● Written instruction
Search the data for the word "name". Reproduce every line where it is found.

::::::

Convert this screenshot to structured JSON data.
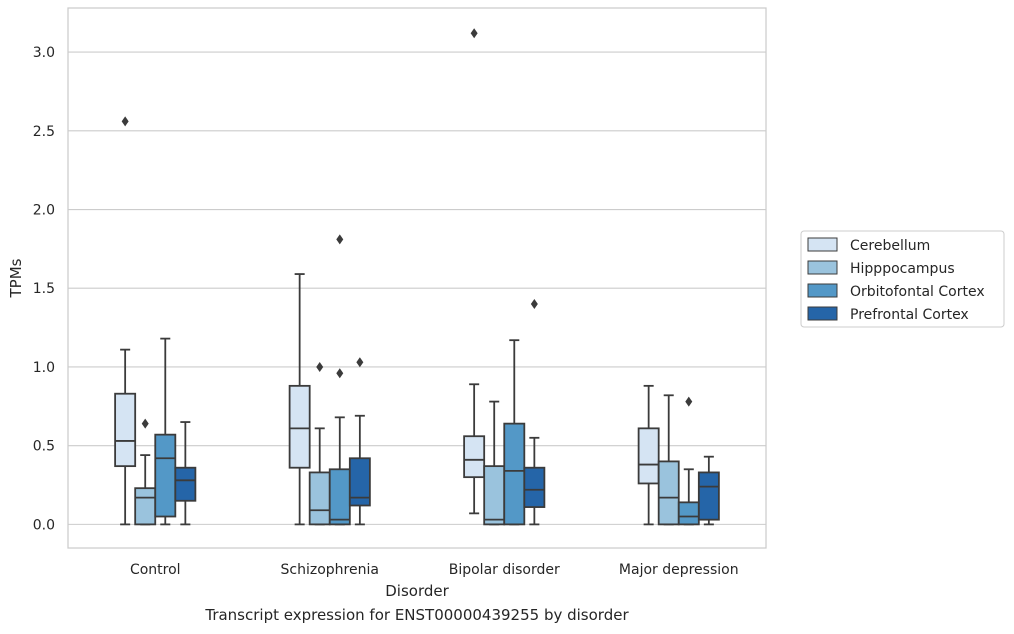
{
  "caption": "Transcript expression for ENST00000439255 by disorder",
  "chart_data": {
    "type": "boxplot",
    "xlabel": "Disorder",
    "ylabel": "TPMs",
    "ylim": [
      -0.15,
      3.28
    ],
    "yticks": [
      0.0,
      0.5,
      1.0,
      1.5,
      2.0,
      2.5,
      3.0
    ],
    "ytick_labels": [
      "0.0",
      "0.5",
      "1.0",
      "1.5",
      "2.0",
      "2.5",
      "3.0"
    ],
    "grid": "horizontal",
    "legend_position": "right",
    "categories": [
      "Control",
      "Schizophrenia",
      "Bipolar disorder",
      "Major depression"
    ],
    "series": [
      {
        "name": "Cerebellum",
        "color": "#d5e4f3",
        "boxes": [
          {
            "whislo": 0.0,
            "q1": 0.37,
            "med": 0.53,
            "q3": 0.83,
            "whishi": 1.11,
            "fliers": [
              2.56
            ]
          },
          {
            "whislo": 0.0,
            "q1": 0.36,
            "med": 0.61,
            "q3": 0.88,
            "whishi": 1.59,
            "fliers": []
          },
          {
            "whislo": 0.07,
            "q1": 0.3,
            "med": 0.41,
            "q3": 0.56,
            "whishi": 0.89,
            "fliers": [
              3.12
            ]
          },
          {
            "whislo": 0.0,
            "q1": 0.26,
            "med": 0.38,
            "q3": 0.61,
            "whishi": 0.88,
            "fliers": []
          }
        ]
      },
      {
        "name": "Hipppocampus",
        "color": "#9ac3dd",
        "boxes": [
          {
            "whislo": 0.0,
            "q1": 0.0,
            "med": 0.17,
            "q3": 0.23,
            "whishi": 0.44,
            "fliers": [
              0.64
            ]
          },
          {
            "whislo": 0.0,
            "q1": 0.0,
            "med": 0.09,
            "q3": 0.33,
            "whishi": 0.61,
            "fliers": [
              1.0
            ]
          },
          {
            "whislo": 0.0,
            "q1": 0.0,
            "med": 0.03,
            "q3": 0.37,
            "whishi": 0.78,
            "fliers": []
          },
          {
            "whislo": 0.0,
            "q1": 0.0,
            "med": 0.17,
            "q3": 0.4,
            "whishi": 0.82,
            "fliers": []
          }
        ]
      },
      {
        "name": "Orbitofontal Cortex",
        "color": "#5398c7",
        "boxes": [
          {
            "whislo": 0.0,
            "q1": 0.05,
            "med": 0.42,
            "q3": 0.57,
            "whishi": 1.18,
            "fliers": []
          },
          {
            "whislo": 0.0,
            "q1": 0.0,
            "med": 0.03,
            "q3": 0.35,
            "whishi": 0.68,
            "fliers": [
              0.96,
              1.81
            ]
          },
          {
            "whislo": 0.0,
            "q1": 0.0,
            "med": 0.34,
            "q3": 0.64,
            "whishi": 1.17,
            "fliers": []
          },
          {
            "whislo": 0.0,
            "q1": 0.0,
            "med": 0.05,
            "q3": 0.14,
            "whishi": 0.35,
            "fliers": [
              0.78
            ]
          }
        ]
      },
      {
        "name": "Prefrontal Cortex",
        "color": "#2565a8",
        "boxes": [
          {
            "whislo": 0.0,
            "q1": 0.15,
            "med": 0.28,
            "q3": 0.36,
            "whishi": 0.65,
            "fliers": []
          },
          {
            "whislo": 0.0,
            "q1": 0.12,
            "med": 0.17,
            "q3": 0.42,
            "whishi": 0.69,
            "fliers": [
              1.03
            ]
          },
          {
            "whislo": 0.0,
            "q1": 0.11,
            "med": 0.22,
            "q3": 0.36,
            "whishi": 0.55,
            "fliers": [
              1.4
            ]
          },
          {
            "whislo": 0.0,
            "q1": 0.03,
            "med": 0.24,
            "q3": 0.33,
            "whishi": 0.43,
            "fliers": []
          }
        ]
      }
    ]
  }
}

::::::

● Right answer
        "name": "Cerebellum",
        "name": "Hipppocampus",
        "name": "Orbitofontal Cortex",
        "name": "Prefrontal Cortex",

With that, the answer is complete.